#### Data for the task

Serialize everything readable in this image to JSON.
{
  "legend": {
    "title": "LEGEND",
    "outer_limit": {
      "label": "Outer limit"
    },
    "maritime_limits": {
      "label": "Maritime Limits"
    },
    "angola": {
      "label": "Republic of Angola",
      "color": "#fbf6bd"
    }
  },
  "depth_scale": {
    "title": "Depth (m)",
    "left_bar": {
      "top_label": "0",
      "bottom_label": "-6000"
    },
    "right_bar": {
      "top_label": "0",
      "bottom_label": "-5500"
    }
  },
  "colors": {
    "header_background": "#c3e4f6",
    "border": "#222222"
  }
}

########

== Work required ==
Your task is to output the full set of records exactly as presented.

== Solution for this task ==
Serialize everything readable in this image to JSON.
{
  "legend": {
    "title": "LEGEND",
    "outer_limit": {
      "label": "Outer limit"
    },
    "maritime_limits": {
      "label": "Maritime Limits"
    },
    "angola": {
      "label": "Republic of Angola",
      "color": "#fbf6bd"
    }
  },
  "depth_scale": {
    "title": "Depth (m)",
    "left_bar": {
      "top_label": "0",
      "bottom_label": "-6000"
    },
    "right_bar": {
      "top_label": "0",
      "bottom_label": "-5500"
    }
  },
  "colors": {
    "header_background": "#c3e4f6",
    "border": "#222222"
  }
}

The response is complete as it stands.